— Begin —

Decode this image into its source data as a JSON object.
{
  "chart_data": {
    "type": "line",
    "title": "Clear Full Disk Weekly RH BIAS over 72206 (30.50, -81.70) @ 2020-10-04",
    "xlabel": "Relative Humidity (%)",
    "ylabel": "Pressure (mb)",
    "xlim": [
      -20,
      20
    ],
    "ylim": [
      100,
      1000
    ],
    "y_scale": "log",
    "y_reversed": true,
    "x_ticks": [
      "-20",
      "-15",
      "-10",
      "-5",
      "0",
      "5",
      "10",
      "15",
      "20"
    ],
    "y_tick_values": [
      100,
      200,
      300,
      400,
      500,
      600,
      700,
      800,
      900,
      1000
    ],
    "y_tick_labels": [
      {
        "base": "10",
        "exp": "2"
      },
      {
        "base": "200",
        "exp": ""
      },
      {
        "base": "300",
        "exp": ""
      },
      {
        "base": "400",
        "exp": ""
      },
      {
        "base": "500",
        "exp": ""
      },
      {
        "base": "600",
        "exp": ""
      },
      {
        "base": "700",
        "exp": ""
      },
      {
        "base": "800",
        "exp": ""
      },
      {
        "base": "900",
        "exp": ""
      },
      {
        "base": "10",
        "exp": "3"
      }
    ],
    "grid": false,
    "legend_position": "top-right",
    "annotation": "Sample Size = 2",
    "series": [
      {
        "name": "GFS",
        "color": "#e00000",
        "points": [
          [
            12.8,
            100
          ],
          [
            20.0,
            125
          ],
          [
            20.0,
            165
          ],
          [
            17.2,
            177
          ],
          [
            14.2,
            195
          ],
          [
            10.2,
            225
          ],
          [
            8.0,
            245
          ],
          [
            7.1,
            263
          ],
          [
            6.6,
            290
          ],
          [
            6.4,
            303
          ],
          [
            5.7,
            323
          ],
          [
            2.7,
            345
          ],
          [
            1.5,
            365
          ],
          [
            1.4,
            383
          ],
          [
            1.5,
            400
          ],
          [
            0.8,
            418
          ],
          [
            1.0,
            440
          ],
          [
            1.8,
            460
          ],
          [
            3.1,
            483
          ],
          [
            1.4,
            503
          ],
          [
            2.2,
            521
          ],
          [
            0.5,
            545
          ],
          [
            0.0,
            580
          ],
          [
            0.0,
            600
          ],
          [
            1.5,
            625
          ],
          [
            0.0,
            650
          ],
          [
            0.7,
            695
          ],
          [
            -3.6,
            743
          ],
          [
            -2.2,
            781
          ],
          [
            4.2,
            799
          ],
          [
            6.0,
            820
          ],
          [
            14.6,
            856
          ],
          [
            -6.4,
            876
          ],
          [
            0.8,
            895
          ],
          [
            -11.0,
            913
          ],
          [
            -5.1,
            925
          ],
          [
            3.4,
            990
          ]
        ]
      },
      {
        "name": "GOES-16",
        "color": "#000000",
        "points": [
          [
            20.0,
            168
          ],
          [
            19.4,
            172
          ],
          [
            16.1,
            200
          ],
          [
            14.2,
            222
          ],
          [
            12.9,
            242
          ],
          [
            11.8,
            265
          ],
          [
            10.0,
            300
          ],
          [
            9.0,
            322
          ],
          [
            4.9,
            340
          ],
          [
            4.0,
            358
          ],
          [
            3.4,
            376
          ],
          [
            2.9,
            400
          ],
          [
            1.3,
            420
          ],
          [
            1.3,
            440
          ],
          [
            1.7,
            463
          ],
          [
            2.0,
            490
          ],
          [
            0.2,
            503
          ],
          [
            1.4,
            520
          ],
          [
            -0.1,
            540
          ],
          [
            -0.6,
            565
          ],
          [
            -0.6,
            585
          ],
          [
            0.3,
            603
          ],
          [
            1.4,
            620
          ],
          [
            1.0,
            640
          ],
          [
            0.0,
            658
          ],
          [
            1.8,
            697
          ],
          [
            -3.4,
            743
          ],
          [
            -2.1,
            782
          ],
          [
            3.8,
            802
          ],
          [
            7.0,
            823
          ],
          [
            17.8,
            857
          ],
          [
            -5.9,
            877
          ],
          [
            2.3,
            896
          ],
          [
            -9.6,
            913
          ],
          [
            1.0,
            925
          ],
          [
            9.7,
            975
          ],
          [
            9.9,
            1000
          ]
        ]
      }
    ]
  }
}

— End —

> **WHAT IS BEING ASKED**
Scan the lines for the string "base". Copy out each line that matches.

> **CORRECT OUTPUT**
        "base": "10",
        "base": "200",
        "base": "300",
        "base": "400",
        "base": "500",
        "base": "600",
        "base": "700",
        "base": "800",
        "base": "900",
        "base": "10",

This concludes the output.